REQUIREMENT:
Set down all of the data exactly as it appears.

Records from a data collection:
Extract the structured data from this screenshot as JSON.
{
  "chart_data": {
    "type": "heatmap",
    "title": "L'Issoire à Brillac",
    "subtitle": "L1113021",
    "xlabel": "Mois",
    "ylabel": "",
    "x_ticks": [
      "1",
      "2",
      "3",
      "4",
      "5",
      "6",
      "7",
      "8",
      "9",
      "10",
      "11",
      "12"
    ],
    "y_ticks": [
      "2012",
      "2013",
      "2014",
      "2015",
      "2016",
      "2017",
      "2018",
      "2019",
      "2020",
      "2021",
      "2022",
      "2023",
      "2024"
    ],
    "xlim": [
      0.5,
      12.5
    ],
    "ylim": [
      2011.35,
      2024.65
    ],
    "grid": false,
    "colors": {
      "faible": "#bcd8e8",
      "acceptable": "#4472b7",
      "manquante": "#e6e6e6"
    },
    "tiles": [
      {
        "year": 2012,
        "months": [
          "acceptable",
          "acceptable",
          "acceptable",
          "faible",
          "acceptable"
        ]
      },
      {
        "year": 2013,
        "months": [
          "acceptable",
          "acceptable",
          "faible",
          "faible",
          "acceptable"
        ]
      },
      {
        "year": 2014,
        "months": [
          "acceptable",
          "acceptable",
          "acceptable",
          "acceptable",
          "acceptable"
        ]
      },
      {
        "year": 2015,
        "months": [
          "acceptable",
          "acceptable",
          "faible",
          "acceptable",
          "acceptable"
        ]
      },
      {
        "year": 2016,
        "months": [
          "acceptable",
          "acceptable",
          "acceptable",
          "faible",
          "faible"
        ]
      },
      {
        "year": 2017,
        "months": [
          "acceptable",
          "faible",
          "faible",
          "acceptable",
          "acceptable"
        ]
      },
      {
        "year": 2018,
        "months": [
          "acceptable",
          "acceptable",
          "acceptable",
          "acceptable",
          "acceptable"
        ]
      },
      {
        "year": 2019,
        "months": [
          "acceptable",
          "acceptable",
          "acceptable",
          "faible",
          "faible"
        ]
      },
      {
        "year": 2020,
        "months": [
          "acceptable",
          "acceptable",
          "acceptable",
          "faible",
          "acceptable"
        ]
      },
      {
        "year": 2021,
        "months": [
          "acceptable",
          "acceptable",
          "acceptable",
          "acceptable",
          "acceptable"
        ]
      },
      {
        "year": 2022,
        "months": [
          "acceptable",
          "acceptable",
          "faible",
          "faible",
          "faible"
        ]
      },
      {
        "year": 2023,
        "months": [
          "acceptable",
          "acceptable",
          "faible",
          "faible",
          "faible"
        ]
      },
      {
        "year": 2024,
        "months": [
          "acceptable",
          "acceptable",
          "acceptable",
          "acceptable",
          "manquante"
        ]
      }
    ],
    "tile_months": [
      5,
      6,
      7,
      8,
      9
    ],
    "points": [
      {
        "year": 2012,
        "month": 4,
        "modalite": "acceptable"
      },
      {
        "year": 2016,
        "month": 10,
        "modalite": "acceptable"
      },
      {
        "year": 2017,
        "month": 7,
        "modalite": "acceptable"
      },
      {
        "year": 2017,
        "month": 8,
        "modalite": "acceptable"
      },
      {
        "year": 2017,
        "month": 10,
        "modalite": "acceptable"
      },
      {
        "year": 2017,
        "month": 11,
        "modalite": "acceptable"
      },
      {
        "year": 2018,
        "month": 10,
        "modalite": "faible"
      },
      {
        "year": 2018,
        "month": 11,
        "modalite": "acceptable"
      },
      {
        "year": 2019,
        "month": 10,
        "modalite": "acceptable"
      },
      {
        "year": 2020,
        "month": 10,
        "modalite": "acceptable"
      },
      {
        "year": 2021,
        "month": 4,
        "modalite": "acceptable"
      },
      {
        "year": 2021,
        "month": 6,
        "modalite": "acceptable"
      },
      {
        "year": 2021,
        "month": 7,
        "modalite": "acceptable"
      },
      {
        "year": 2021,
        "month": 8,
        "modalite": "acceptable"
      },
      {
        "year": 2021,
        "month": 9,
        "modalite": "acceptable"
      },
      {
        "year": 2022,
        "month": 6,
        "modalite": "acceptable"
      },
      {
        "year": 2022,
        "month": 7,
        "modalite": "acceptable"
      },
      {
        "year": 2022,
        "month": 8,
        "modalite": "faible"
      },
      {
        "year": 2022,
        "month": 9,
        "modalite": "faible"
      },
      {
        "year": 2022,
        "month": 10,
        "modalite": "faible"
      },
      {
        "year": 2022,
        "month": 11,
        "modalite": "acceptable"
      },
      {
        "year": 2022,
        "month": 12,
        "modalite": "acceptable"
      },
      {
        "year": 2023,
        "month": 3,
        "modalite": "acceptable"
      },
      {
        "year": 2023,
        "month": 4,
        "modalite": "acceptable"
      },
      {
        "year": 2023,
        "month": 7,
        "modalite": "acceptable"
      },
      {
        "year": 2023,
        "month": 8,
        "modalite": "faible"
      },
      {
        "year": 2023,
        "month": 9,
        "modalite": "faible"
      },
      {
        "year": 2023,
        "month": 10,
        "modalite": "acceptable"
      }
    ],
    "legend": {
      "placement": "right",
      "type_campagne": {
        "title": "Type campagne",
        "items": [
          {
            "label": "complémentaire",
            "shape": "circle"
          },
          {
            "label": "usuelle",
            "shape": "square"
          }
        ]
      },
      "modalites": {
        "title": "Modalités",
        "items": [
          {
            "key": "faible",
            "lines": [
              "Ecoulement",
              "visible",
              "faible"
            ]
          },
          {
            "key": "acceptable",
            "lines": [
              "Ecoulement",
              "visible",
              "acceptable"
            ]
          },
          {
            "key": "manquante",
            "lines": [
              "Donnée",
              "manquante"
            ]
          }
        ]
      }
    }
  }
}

COMPLETED EXERCISE:
Extract the structured data from this screenshot as JSON.
{
  "chart_data": {
    "type": "heatmap",
    "title": "L'Issoire à Brillac",
    "subtitle": "L1113021",
    "xlabel": "Mois",
    "ylabel": "",
    "x_ticks": [
      "1",
      "2",
      "3",
      "4",
      "5",
      "6",
      "7",
      "8",
      "9",
      "10",
      "11",
      "12"
    ],
    "y_ticks": [
      "2012",
      "2013",
      "2014",
      "2015",
      "2016",
      "2017",
      "2018",
      "2019",
      "2020",
      "2021",
      "2022",
      "2023",
      "2024"
    ],
    "xlim": [
      0.5,
      12.5
    ],
    "ylim": [
      2011.35,
      2024.65
    ],
    "grid": false,
    "colors": {
      "faible": "#bcd8e8",
      "acceptable": "#4472b7",
      "manquante": "#e6e6e6"
    },
    "tiles": [
      {
        "year": 2012,
        "months": [
          "acceptable",
          "acceptable",
          "acceptable",
          "faible",
          "acceptable"
        ]
      },
      {
        "year": 2013,
        "months": [
          "acceptable",
          "acceptable",
          "faible",
          "faible",
          "acceptable"
        ]
      },
      {
        "year": 2014,
        "months": [
          "acceptable",
          "acceptable",
          "acceptable",
          "acceptable",
          "acceptable"
        ]
      },
      {
        "year": 2015,
        "months": [
          "acceptable",
          "acceptable",
          "faible",
          "acceptable",
          "acceptable"
        ]
      },
      {
        "year": 2016,
        "months": [
          "acceptable",
          "acceptable",
          "acceptable",
          "faible",
          "faible"
        ]
      },
      {
        "year": 2017,
        "months": [
          "acceptable",
          "faible",
          "faible",
          "acceptable",
          "acceptable"
        ]
      },
      {
        "year": 2018,
        "months": [
          "acceptable",
          "acceptable",
          "acceptable",
          "acceptable",
          "acceptable"
        ]
      },
      {
        "year": 2019,
        "months": [
          "acceptable",
          "acceptable",
          "acceptable",
          "faible",
          "faible"
        ]
      },
      {
        "year": 2020,
        "months": [
          "acceptable",
          "acceptable",
          "acceptable",
          "faible",
          "acceptable"
        ]
      },
      {
        "year": 2021,
        "months": [
          "acceptable",
          "acceptable",
          "acceptable",
          "acceptable",
          "acceptable"
        ]
      },
      {
        "year": 2022,
        "months": [
          "acceptable",
          "acceptable",
          "faible",
          "faible",
          "faible"
        ]
      },
      {
        "year": 2023,
        "months": [
          "acceptable",
          "acceptable",
          "faible",
          "faible",
          "faible"
        ]
      },
      {
        "year": 2024,
        "months": [
          "acceptable",
          "acceptable",
          "acceptable",
          "acceptable",
          "manquante"
        ]
      }
    ],
    "tile_months": [
      5,
      6,
      7,
      8,
      9
    ],
    "points": [
      {
        "year": 2012,
        "month": 4,
        "modalite": "acceptable"
      },
      {
        "year": 2016,
        "month": 10,
        "modalite": "acceptable"
      },
      {
        "year": 2017,
        "month": 7,
        "modalite": "acceptable"
      },
      {
        "year": 2017,
        "month": 8,
        "modalite": "acceptable"
      },
      {
        "year": 2017,
        "month": 10,
        "modalite": "acceptable"
      },
      {
        "year": 2017,
        "month": 11,
        "modalite": "acceptable"
      },
      {
        "year": 2018,
        "month": 10,
        "modalite": "faible"
      },
      {
        "year": 2018,
        "month": 11,
        "modalite": "acceptable"
      },
      {
        "year": 2019,
        "month": 10,
        "modalite": "acceptable"
      },
      {
        "year": 2020,
        "month": 10,
        "modalite": "acceptable"
      },
      {
        "year": 2021,
        "month": 4,
        "modalite": "acceptable"
      },
      {
        "year": 2021,
        "month": 6,
        "modalite": "acceptable"
      },
      {
        "year": 2021,
        "month": 7,
        "modalite": "acceptable"
      },
      {
        "year": 2021,
        "month": 8,
        "modalite": "acceptable"
      },
      {
        "year": 2021,
        "month": 9,
        "modalite": "acceptable"
      },
      {
        "year": 2022,
        "month": 6,
        "modalite": "acceptable"
      },
      {
        "year": 2022,
        "month": 7,
        "modalite": "acceptable"
      },
      {
        "year": 2022,
        "month": 8,
        "modalite": "faible"
      },
      {
        "year": 2022,
        "month": 9,
        "modalite": "faible"
      },
      {
        "year": 2022,
        "month": 10,
        "modalite": "faible"
      },
      {
        "year": 2022,
        "month": 11,
        "modalite": "acceptable"
      },
      {
        "year": 2022,
        "month": 12,
        "modalite": "acceptable"
      },
      {
        "year": 2023,
        "month": 3,
        "modalite": "acceptable"
      },
      {
        "year": 2023,
        "month": 4,
        "modalite": "acceptable"
      },
      {
        "year": 2023,
        "month": 7,
        "modalite": "acceptable"
      },
      {
        "year": 2023,
        "month": 8,
        "modalite": "faible"
      },
      {
        "year": 2023,
        "month": 9,
        "modalite": "faible"
      },
      {
        "year": 2023,
        "month": 10,
        "modalite": "acceptable"
      }
    ],
    "legend": {
      "placement": "right",
      "type_campagne": {
        "title": "Type campagne",
        "items": [
          {
            "label": "complémentaire",
            "shape": "circle"
          },
          {
            "label": "usuelle",
            "shape": "square"
          }
        ]
      },
      "modalites": {
        "title": "Modalités",
        "items": [
          {
            "key": "faible",
            "lines": [
              "Ecoulement",
              "visible",
              "faible"
            ]
          },
          {
            "key": "acceptable",
            "lines": [
              "Ecoulement",
              "visible",
              "acceptable"
            ]
          },
          {
            "key": "manquante",
            "lines": [
              "Donnée",
              "manquante"
            ]
          }
        ]
      }
    }
  }
}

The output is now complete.